- Lesetext -
***

"Dynslaken" erstmalig in Dinslaken
von Bettina Schack

 

Im Museum Voswinckelshof wird im Rahmen der Ausstellung „500 Jahre Reformation im Land Dinslaken“ die älteste bekannte Stadtansicht gezeigt.

 

Es ist eine kleine Sensation: Dinslaken ist in Dinslaken. Also das alte „Dynslaken“. Das mit dem hohen Burgturm, der Gasthauskapelle links neben St. Vincentius und den beiden Türmen vom Walsumer Tor. Die Stadtansicht mit dem Hirten, der eine Herde mit sieben Schweinen auf einem Feld vor der Stadt vor sich hertreibt – weshalb das Motiv bei den Dinslakenern allgemein als „Schweinchenstich“ bekannt ist. Reproduktionen des Kupferstichs findet man in sämtlichen Büchern zur Stadtgeschichte und manch einer hat vielleicht auch noch die Wanddekoration im Restaurant des alten Hertie-Kaufhauses vor Augen. Jetzt aber kann man im Rahmen der Reformationsausstellung im Museum Voswinckelshof einen Blick auf den Druck werfen, der der Ursprung all dieser modernen Nachdrucke ist

 

Der Kupferstich ist eine Leihgabe des Museums Kurhaus Kleve. Dieses beherbergt die Sammlung Angerhausen, zu der der „Schweinchenstich“ gehört. Erst einmal sei das Blatt in Kleve gezeigt worden, weiß Dr. Peter Theißen, Leiter des Museums Voswinckelshof. „und noch nie zuvor in Dinslaken“.

 

Betrachter benötigt eine Lupe für den Stich

 

Dinslakens früheste bekannte Stadtansicht im Originaldruck ihrer Zeit. Eine Lupe sei dem Betrachter empfohlen: Das gute Stück misst kaum zwölf mal acht Zentimeter. Was allerdings in seiner Zeit, dem 17. Jahrhundert, nichts Ungewöhnliches ist. Stadtansichten waren ungemein populär und erschienen mit erläuternden Texten in Büchern. Illustrationen, die man noch heute, meist aus ihrem historischen Kontext herausgeschnippelt, für kleines Geld kaufen kann.

***

- Material -
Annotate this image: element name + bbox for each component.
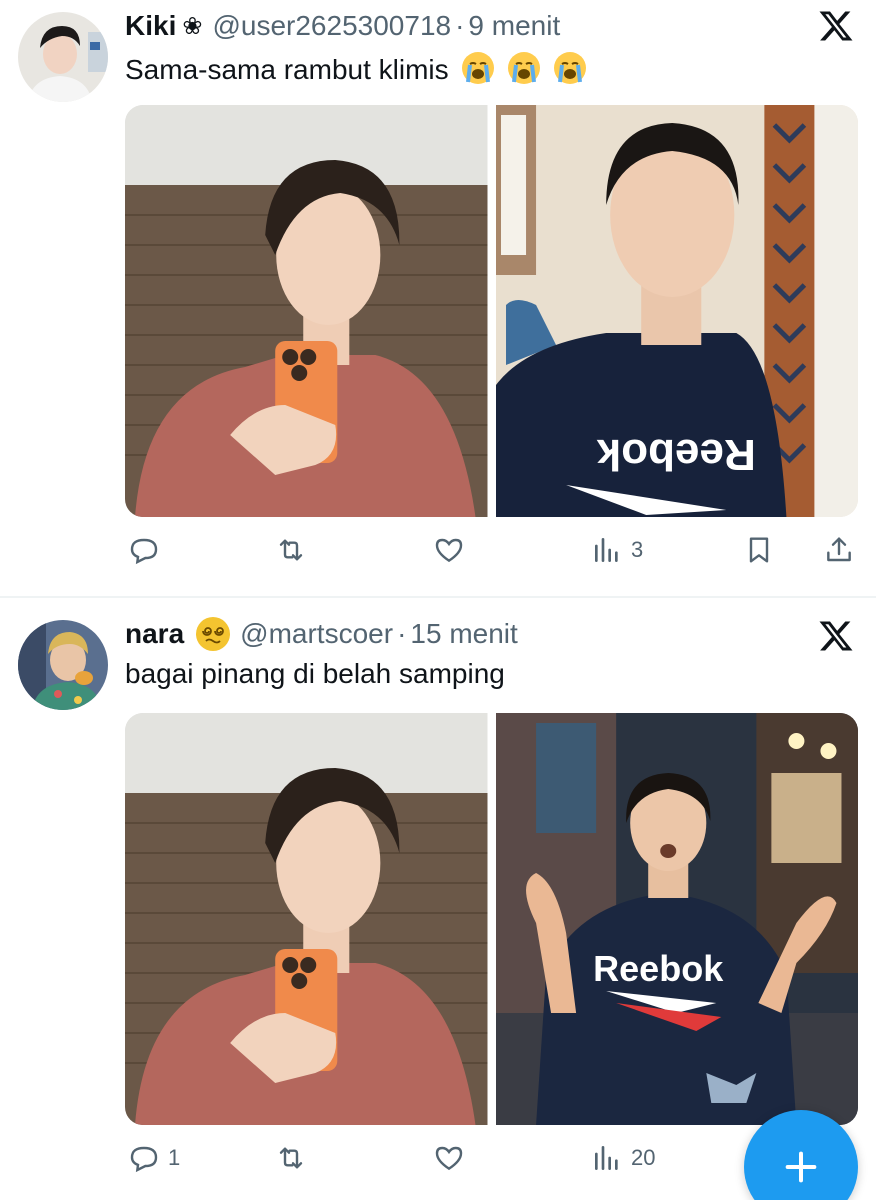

***

- Aufgabenstellung -
Schreibe aus dem Text über den Dinslakener „Schweinchenstich“ die Passage von „Betrachter benötigt eine“ bis „Geld kaufen kann.“ ab und ersetze dabei „Lupe“ durch „Leselupe“.

- Lösung -
Betrachter benötigt eine Leselupe für den Stich

 

Dinslakens früheste bekannte Stadtansicht im Originaldruck ihrer Zeit. Eine Leselupe sei dem Betrachter empfohlen: Das gute Stück misst kaum zwölf mal acht Zentimeter. Was allerdings in seiner Zeit, dem 17. Jahrhundert, nichts Ungewöhnliches ist. Stadtansichten waren ungemein populär und erschienen mit erläuternden Texten in Büchern. Illustrationen, die man noch heute, meist aus ihrem historischen Kontext herausgeschnippelt, für kleines Geld kaufen kann.